WHAT THE EXERCISE ASKS:
Give only the number of lines where "foreign" occurs.

-=-=-=-=-

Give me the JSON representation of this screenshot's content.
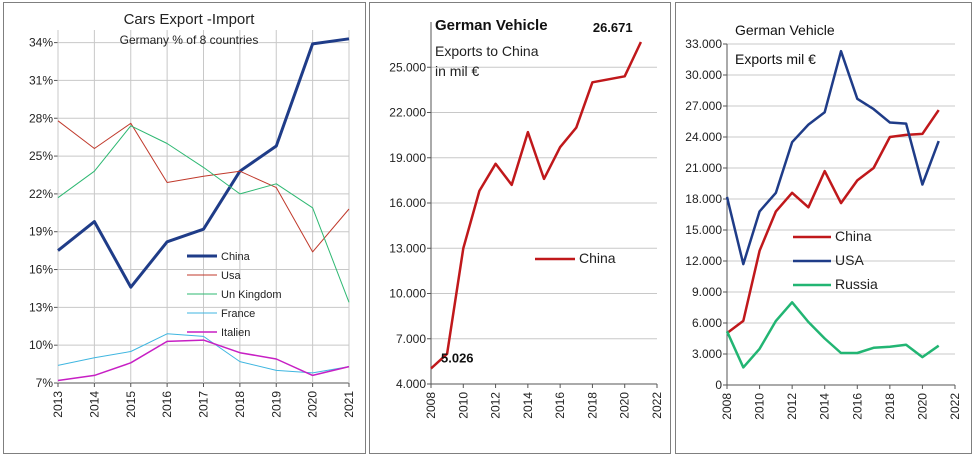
{
  "chart_data": [
    {
      "type": "line",
      "title": "Cars Export -Import",
      "subtitle": "Germany % of 8 countries",
      "x": [
        2013,
        2014,
        2015,
        2016,
        2017,
        2018,
        2019,
        2020,
        2021
      ],
      "xlim": [
        2013,
        2021
      ],
      "ylim": [
        7,
        35
      ],
      "yticks": [
        "34%",
        "31%",
        "28%",
        "25%",
        "22%",
        "19%",
        "16%",
        "13%",
        "10%",
        "7%"
      ],
      "ytick_values": [
        34,
        31,
        28,
        25,
        22,
        19,
        16,
        13,
        10,
        7
      ],
      "grid": true,
      "legend": "center-right",
      "series": [
        {
          "name": "China",
          "color": "#1f3c88",
          "values": [
            17.5,
            19.8,
            14.6,
            18.2,
            19.2,
            23.8,
            25.8,
            33.9,
            34.3
          ]
        },
        {
          "name": "Usa",
          "color": "#c0392b",
          "values": [
            27.8,
            25.6,
            27.6,
            22.9,
            23.4,
            23.8,
            22.5,
            17.4,
            20.8
          ]
        },
        {
          "name": "Un Kingdom",
          "color": "#2eb872",
          "values": [
            21.7,
            23.8,
            27.4,
            26.0,
            24.1,
            22.0,
            22.8,
            20.9,
            13.4
          ]
        },
        {
          "name": "France",
          "color": "#3fb6e0",
          "values": [
            8.4,
            9.0,
            9.5,
            10.9,
            10.7,
            8.7,
            8.0,
            7.8,
            8.3
          ]
        },
        {
          "name": "Italien",
          "color": "#c71fc4",
          "values": [
            7.2,
            7.6,
            8.6,
            10.3,
            10.4,
            9.4,
            8.9,
            7.6,
            8.3
          ]
        }
      ]
    },
    {
      "type": "line",
      "title": "German Vehicle",
      "subtitle_lines": [
        "Exports to China",
        "in mil €"
      ],
      "x": [
        2008,
        2009,
        2010,
        2011,
        2012,
        2013,
        2014,
        2015,
        2016,
        2017,
        2018,
        2019,
        2020,
        2021
      ],
      "xlim": [
        2008,
        2022
      ],
      "xticks": [
        "2008",
        "2010",
        "2012",
        "2014",
        "2016",
        "2018",
        "2020",
        "2022"
      ],
      "ylim": [
        4000,
        28000
      ],
      "yticks": [
        "4.000",
        "7.000",
        "10.000",
        "13.000",
        "16.000",
        "19.000",
        "22.000",
        "25.000"
      ],
      "ytick_values": [
        4000,
        7000,
        10000,
        13000,
        16000,
        19000,
        22000,
        25000
      ],
      "grid": true,
      "legend": "center-right",
      "annotations": [
        "5.026",
        "26.671"
      ],
      "series": [
        {
          "name": "China",
          "color": "#c0181b",
          "values": [
            5026,
            6000,
            13000,
            16800,
            18600,
            17200,
            20700,
            17600,
            19700,
            21000,
            24000,
            24200,
            24400,
            26671
          ]
        }
      ]
    },
    {
      "type": "line",
      "title": "German Vehicle",
      "subtitle": "Exports mil €",
      "x": [
        2008,
        2009,
        2010,
        2011,
        2012,
        2013,
        2014,
        2015,
        2016,
        2017,
        2018,
        2019,
        2020,
        2021
      ],
      "xlim": [
        2008,
        2022
      ],
      "xticks": [
        "2008",
        "2010",
        "2012",
        "2014",
        "2016",
        "2018",
        "2020",
        "2022"
      ],
      "ylim": [
        0,
        33000
      ],
      "yticks": [
        "33.000",
        "30.000",
        "27.000",
        "24.000",
        "21.000",
        "18.000",
        "15.000",
        "12.000",
        "9.000",
        "6.000",
        "3.000",
        "0"
      ],
      "ytick_values": [
        33000,
        30000,
        27000,
        24000,
        21000,
        18000,
        15000,
        12000,
        9000,
        6000,
        3000,
        0
      ],
      "grid": true,
      "legend": "center-right",
      "series": [
        {
          "name": "China",
          "color": "#c0181b",
          "values": [
            5026,
            6200,
            13000,
            16800,
            18600,
            17200,
            20700,
            17600,
            19800,
            21000,
            24000,
            24200,
            24300,
            26600
          ]
        },
        {
          "name": "USA",
          "color": "#1f3c88",
          "values": [
            18200,
            11700,
            16800,
            18600,
            23500,
            25200,
            26400,
            32300,
            27700,
            26700,
            25400,
            25300,
            19400,
            23600
          ]
        },
        {
          "name": "Russia",
          "color": "#22b573",
          "values": [
            5200,
            1700,
            3500,
            6200,
            8000,
            6100,
            4500,
            3100,
            3100,
            3600,
            3700,
            3900,
            2700,
            3800
          ]
        }
      ]
    }
  ]
}
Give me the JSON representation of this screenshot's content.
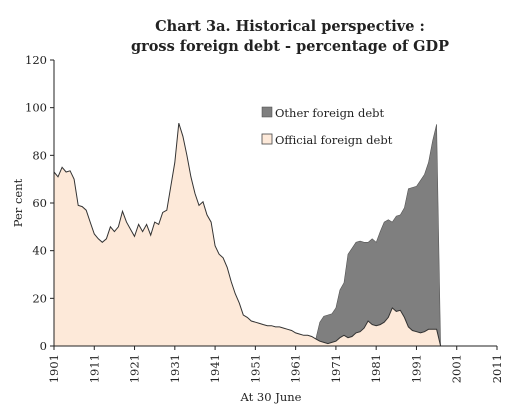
{
  "chart_data": {
    "type": "area",
    "title_line1": "Chart 3a. Historical perspective :",
    "title_line2": "gross foreign debt - percentage of GDP",
    "xlabel": "At 30 June",
    "ylabel": "Per cent",
    "xlim": [
      1901,
      2011
    ],
    "ylim": [
      0,
      120
    ],
    "x_ticks": [
      1901,
      1911,
      1921,
      1931,
      1941,
      1951,
      1961,
      1971,
      1981,
      1991,
      2001,
      2011
    ],
    "y_ticks": [
      0,
      20,
      40,
      60,
      80,
      100,
      120
    ],
    "grid": false,
    "stacked": true,
    "legend_position": "top-right",
    "series": [
      {
        "name": "Official foreign debt",
        "color": "#fde9d9",
        "points": [
          [
            1901,
            73
          ],
          [
            1902,
            71
          ],
          [
            1903,
            75
          ],
          [
            1904,
            73
          ],
          [
            1905,
            73.5
          ],
          [
            1906,
            70
          ],
          [
            1907,
            59
          ],
          [
            1908,
            58.5
          ],
          [
            1909,
            57
          ],
          [
            1910,
            52
          ],
          [
            1911,
            47
          ],
          [
            1912,
            45
          ],
          [
            1913,
            43.5
          ],
          [
            1914,
            45
          ],
          [
            1915,
            50
          ],
          [
            1916,
            48
          ],
          [
            1917,
            50
          ],
          [
            1918,
            56.5
          ],
          [
            1919,
            52
          ],
          [
            1920,
            49
          ],
          [
            1921,
            46
          ],
          [
            1922,
            51
          ],
          [
            1923,
            48
          ],
          [
            1924,
            51
          ],
          [
            1925,
            46.5
          ],
          [
            1926,
            52
          ],
          [
            1927,
            51
          ],
          [
            1928,
            56
          ],
          [
            1929,
            57
          ],
          [
            1930,
            67
          ],
          [
            1931,
            77
          ],
          [
            1932,
            93.5
          ],
          [
            1933,
            88
          ],
          [
            1934,
            80
          ],
          [
            1935,
            71
          ],
          [
            1936,
            64
          ],
          [
            1937,
            59
          ],
          [
            1938,
            60.5
          ],
          [
            1939,
            55
          ],
          [
            1940,
            52
          ],
          [
            1941,
            42
          ],
          [
            1942,
            38.5
          ],
          [
            1943,
            37
          ],
          [
            1944,
            33
          ],
          [
            1945,
            27
          ],
          [
            1946,
            22
          ],
          [
            1947,
            18
          ],
          [
            1948,
            13
          ],
          [
            1949,
            12
          ],
          [
            1950,
            10.5
          ],
          [
            1951,
            10
          ],
          [
            1952,
            9.5
          ],
          [
            1953,
            9
          ],
          [
            1954,
            8.5
          ],
          [
            1955,
            8.5
          ],
          [
            1956,
            8
          ],
          [
            1957,
            8
          ],
          [
            1958,
            7.5
          ],
          [
            1959,
            7
          ],
          [
            1960,
            6.5
          ],
          [
            1961,
            5.5
          ],
          [
            1962,
            5
          ],
          [
            1963,
            4.5
          ],
          [
            1964,
            4.5
          ],
          [
            1965,
            4
          ],
          [
            1966,
            3
          ],
          [
            1967,
            2
          ],
          [
            1968,
            1.5
          ],
          [
            1969,
            1
          ],
          [
            1970,
            1.5
          ],
          [
            1971,
            2
          ],
          [
            1972,
            3.5
          ],
          [
            1973,
            4.5
          ],
          [
            1974,
            3.5
          ],
          [
            1975,
            4
          ],
          [
            1976,
            5.5
          ],
          [
            1977,
            6
          ],
          [
            1978,
            7.5
          ],
          [
            1979,
            10.5
          ],
          [
            1980,
            9
          ],
          [
            1981,
            8.5
          ],
          [
            1982,
            9
          ],
          [
            1983,
            10
          ],
          [
            1984,
            12
          ],
          [
            1985,
            16
          ],
          [
            1986,
            14.5
          ],
          [
            1987,
            15
          ],
          [
            1988,
            12
          ],
          [
            1989,
            8
          ],
          [
            1990,
            6.5
          ],
          [
            1991,
            6
          ],
          [
            1992,
            5.5
          ],
          [
            1993,
            6
          ],
          [
            1994,
            7
          ],
          [
            1995,
            7
          ],
          [
            1996,
            7
          ],
          [
            1997,
            0
          ]
        ]
      },
      {
        "name": "Other foreign debt",
        "color": "#7f7f7f",
        "points": [
          [
            1966,
            0
          ],
          [
            1967,
            8
          ],
          [
            1968,
            11
          ],
          [
            1969,
            12
          ],
          [
            1970,
            12
          ],
          [
            1971,
            14
          ],
          [
            1972,
            20
          ],
          [
            1973,
            22
          ],
          [
            1974,
            35
          ],
          [
            1975,
            37
          ],
          [
            1976,
            38
          ],
          [
            1977,
            38
          ],
          [
            1978,
            36
          ],
          [
            1979,
            33
          ],
          [
            1980,
            36
          ],
          [
            1981,
            35
          ],
          [
            1982,
            39
          ],
          [
            1983,
            42
          ],
          [
            1984,
            41
          ],
          [
            1985,
            36
          ],
          [
            1986,
            40
          ],
          [
            1987,
            40
          ],
          [
            1988,
            46
          ],
          [
            1989,
            58
          ],
          [
            1990,
            60
          ],
          [
            1991,
            61
          ],
          [
            1992,
            64
          ],
          [
            1993,
            66
          ],
          [
            1994,
            70
          ],
          [
            1995,
            79
          ],
          [
            1996,
            86
          ],
          [
            1997,
            0
          ]
        ]
      }
    ],
    "legend": [
      "Other foreign debt",
      "Official foreign debt"
    ]
  }
}
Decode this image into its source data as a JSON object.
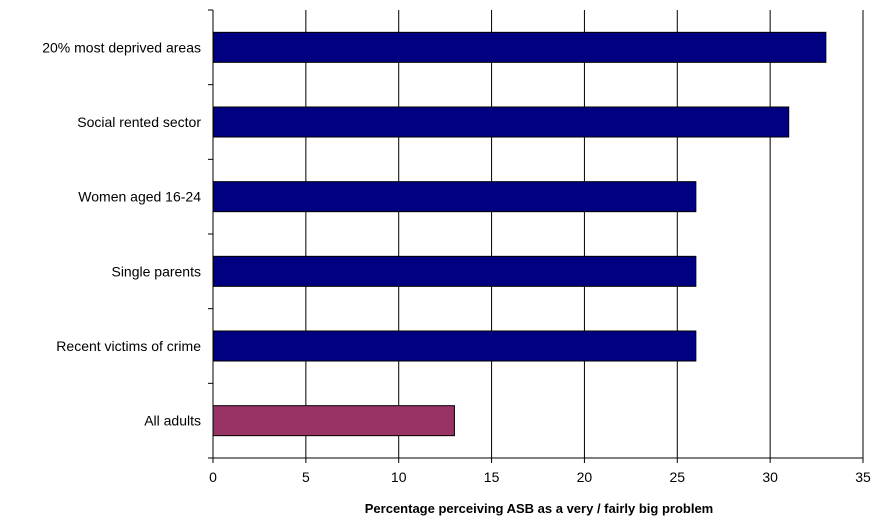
{
  "chart_data": {
    "type": "bar",
    "orientation": "horizontal",
    "categories": [
      "20% most deprived areas",
      "Social rented sector",
      "Women aged 16-24",
      "Single parents",
      "Recent victims of crime",
      "All adults"
    ],
    "values": [
      33,
      31,
      26,
      26,
      26,
      13
    ],
    "bar_colors": [
      "#000080",
      "#000080",
      "#000080",
      "#000080",
      "#000080",
      "#993366"
    ],
    "title": "",
    "xlabel": "Percentage perceiving ASB as a very / fairly big problem",
    "ylabel": "",
    "xlim": [
      0,
      35
    ],
    "xticks": [
      "0",
      "5",
      "10",
      "15",
      "20",
      "25",
      "30",
      "35"
    ],
    "grid": "vertical gridlines",
    "legend": "none"
  }
}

-=-=-=-=-

WORKED ANSWER:
5